__Written instruction__: Output each entry exactly; skip nothing.

_ _ _

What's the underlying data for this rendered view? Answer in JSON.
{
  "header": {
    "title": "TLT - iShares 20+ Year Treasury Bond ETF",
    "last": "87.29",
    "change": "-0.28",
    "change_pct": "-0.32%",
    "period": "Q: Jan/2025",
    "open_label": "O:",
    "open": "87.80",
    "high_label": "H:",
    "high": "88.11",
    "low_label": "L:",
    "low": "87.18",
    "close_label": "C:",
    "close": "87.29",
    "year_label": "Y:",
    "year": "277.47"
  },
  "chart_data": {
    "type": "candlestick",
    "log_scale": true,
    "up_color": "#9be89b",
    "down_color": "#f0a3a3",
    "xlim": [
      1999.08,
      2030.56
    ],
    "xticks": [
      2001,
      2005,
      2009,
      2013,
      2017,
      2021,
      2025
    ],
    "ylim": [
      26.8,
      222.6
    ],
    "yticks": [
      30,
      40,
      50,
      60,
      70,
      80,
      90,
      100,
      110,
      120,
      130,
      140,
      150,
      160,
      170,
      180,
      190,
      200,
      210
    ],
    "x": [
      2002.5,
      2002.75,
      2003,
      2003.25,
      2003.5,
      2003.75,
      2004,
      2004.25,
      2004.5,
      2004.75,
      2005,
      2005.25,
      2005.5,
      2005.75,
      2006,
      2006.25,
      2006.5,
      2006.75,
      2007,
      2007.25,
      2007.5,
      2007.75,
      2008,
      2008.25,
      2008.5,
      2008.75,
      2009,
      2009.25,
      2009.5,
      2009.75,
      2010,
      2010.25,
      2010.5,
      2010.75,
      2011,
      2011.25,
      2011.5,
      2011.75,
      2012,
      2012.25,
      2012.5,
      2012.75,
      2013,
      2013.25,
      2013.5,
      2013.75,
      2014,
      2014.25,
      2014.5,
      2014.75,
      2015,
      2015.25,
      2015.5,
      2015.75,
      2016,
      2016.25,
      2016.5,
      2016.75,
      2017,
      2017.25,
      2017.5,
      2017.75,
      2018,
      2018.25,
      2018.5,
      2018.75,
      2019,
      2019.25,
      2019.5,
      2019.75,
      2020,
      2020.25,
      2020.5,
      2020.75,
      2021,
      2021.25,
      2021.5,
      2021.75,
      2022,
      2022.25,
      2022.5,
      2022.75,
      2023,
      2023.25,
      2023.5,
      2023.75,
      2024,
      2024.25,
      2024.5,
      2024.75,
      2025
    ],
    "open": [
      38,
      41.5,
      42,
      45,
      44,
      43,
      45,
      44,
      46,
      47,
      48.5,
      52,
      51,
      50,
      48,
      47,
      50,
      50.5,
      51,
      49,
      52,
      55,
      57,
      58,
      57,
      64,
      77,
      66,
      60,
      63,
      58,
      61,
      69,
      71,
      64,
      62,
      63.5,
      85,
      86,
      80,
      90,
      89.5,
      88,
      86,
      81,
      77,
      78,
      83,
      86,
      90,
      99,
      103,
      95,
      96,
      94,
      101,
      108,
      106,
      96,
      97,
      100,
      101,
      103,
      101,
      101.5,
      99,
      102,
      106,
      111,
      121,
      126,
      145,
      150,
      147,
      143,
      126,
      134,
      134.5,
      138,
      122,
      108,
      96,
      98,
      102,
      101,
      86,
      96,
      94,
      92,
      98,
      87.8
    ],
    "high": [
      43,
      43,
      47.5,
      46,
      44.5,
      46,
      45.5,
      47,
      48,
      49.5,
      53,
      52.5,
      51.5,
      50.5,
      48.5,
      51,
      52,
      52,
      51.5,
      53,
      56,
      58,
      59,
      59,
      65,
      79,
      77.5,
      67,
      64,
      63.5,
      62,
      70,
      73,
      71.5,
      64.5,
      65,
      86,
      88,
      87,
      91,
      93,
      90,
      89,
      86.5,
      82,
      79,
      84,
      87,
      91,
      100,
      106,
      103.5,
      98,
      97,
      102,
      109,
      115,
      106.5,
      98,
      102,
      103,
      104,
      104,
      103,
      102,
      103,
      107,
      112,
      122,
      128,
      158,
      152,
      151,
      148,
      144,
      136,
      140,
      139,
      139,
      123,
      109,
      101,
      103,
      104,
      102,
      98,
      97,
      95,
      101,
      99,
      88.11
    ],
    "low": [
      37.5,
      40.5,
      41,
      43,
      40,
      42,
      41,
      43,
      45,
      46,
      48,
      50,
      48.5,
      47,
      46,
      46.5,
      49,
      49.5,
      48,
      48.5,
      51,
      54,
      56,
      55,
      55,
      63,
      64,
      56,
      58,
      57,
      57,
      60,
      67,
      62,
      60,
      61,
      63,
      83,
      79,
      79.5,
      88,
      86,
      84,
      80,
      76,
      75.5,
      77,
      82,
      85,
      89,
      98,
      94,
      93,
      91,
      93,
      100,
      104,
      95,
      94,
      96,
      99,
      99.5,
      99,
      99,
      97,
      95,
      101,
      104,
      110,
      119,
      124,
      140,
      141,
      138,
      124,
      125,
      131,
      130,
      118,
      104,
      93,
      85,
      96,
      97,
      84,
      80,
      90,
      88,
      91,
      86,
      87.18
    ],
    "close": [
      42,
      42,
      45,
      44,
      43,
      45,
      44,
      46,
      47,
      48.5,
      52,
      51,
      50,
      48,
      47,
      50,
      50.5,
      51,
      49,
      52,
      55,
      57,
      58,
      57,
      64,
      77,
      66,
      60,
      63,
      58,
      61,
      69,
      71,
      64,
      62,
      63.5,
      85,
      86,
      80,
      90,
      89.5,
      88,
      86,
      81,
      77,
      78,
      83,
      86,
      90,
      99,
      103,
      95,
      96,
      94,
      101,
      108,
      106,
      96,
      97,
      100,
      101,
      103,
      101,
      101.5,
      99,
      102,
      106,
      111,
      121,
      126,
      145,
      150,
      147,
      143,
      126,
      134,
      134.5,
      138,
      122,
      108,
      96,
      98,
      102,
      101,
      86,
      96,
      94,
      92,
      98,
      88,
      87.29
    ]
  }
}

_ _ _

__Result for this exercise__:
What's the underlying data for this rendered view? Answer in JSON.
{
  "header": {
    "title": "TLT - iShares 20+ Year Treasury Bond ETF",
    "last": "87.29",
    "change": "-0.28",
    "change_pct": "-0.32%",
    "period": "Q: Jan/2025",
    "open_label": "O:",
    "open": "87.80",
    "high_label": "H:",
    "high": "88.11",
    "low_label": "L:",
    "low": "87.18",
    "close_label": "C:",
    "close": "87.29",
    "year_label": "Y:",
    "year": "277.47"
  },
  "chart_data": {
    "type": "candlestick",
    "log_scale": true,
    "up_color": "#9be89b",
    "down_color": "#f0a3a3",
    "xlim": [
      1999.08,
      2030.56
    ],
    "xticks": [
      2001,
      2005,
      2009,
      2013,
      2017,
      2021,
      2025
    ],
    "ylim": [
      26.8,
      222.6
    ],
    "yticks": [
      30,
      40,
      50,
      60,
      70,
      80,
      90,
      100,
      110,
      120,
      130,
      140,
      150,
      160,
      170,
      180,
      190,
      200,
      210
    ],
    "x": [
      2002.5,
      2002.75,
      2003,
      2003.25,
      2003.5,
      2003.75,
      2004,
      2004.25,
      2004.5,
      2004.75,
      2005,
      2005.25,
      2005.5,
      2005.75,
      2006,
      2006.25,
      2006.5,
      2006.75,
      2007,
      2007.25,
      2007.5,
      2007.75,
      2008,
      2008.25,
      2008.5,
      2008.75,
      2009,
      2009.25,
      2009.5,
      2009.75,
      2010,
      2010.25,
      2010.5,
      2010.75,
      2011,
      2011.25,
      2011.5,
      2011.75,
      2012,
      2012.25,
      2012.5,
      2012.75,
      2013,
      2013.25,
      2013.5,
      2013.75,
      2014,
      2014.25,
      2014.5,
      2014.75,
      2015,
      2015.25,
      2015.5,
      2015.75,
      2016,
      2016.25,
      2016.5,
      2016.75,
      2017,
      2017.25,
      2017.5,
      2017.75,
      2018,
      2018.25,
      2018.5,
      2018.75,
      2019,
      2019.25,
      2019.5,
      2019.75,
      2020,
      2020.25,
      2020.5,
      2020.75,
      2021,
      2021.25,
      2021.5,
      2021.75,
      2022,
      2022.25,
      2022.5,
      2022.75,
      2023,
      2023.25,
      2023.5,
      2023.75,
      2024,
      2024.25,
      2024.5,
      2024.75,
      2025
    ],
    "open": [
      38,
      41.5,
      42,
      45,
      44,
      43,
      45,
      44,
      46,
      47,
      48.5,
      52,
      51,
      50,
      48,
      47,
      50,
      50.5,
      51,
      49,
      52,
      55,
      57,
      58,
      57,
      64,
      77,
      66,
      60,
      63,
      58,
      61,
      69,
      71,
      64,
      62,
      63.5,
      85,
      86,
      80,
      90,
      89.5,
      88,
      86,
      81,
      77,
      78,
      83,
      86,
      90,
      99,
      103,
      95,
      96,
      94,
      101,
      108,
      106,
      96,
      97,
      100,
      101,
      103,
      101,
      101.5,
      99,
      102,
      106,
      111,
      121,
      126,
      145,
      150,
      147,
      143,
      126,
      134,
      134.5,
      138,
      122,
      108,
      96,
      98,
      102,
      101,
      86,
      96,
      94,
      92,
      98,
      87.8
    ],
    "high": [
      43,
      43,
      47.5,
      46,
      44.5,
      46,
      45.5,
      47,
      48,
      49.5,
      53,
      52.5,
      51.5,
      50.5,
      48.5,
      51,
      52,
      52,
      51.5,
      53,
      56,
      58,
      59,
      59,
      65,
      79,
      77.5,
      67,
      64,
      63.5,
      62,
      70,
      73,
      71.5,
      64.5,
      65,
      86,
      88,
      87,
      91,
      93,
      90,
      89,
      86.5,
      82,
      79,
      84,
      87,
      91,
      100,
      106,
      103.5,
      98,
      97,
      102,
      109,
      115,
      106.5,
      98,
      102,
      103,
      104,
      104,
      103,
      102,
      103,
      107,
      112,
      122,
      128,
      158,
      152,
      151,
      148,
      144,
      136,
      140,
      139,
      139,
      123,
      109,
      101,
      103,
      104,
      102,
      98,
      97,
      95,
      101,
      99,
      88.11
    ],
    "low": [
      37.5,
      40.5,
      41,
      43,
      40,
      42,
      41,
      43,
      45,
      46,
      48,
      50,
      48.5,
      47,
      46,
      46.5,
      49,
      49.5,
      48,
      48.5,
      51,
      54,
      56,
      55,
      55,
      63,
      64,
      56,
      58,
      57,
      57,
      60,
      67,
      62,
      60,
      61,
      63,
      83,
      79,
      79.5,
      88,
      86,
      84,
      80,
      76,
      75.5,
      77,
      82,
      85,
      89,
      98,
      94,
      93,
      91,
      93,
      100,
      104,
      95,
      94,
      96,
      99,
      99.5,
      99,
      99,
      97,
      95,
      101,
      104,
      110,
      119,
      124,
      140,
      141,
      138,
      124,
      125,
      131,
      130,
      118,
      104,
      93,
      85,
      96,
      97,
      84,
      80,
      90,
      88,
      91,
      86,
      87.18
    ],
    "close": [
      42,
      42,
      45,
      44,
      43,
      45,
      44,
      46,
      47,
      48.5,
      52,
      51,
      50,
      48,
      47,
      50,
      50.5,
      51,
      49,
      52,
      55,
      57,
      58,
      57,
      64,
      77,
      66,
      60,
      63,
      58,
      61,
      69,
      71,
      64,
      62,
      63.5,
      85,
      86,
      80,
      90,
      89.5,
      88,
      86,
      81,
      77,
      78,
      83,
      86,
      90,
      99,
      103,
      95,
      96,
      94,
      101,
      108,
      106,
      96,
      97,
      100,
      101,
      103,
      101,
      101.5,
      99,
      102,
      106,
      111,
      121,
      126,
      145,
      150,
      147,
      143,
      126,
      134,
      134.5,
      138,
      122,
      108,
      96,
      98,
      102,
      101,
      86,
      96,
      94,
      92,
      98,
      88,
      87.29
    ]
  }
}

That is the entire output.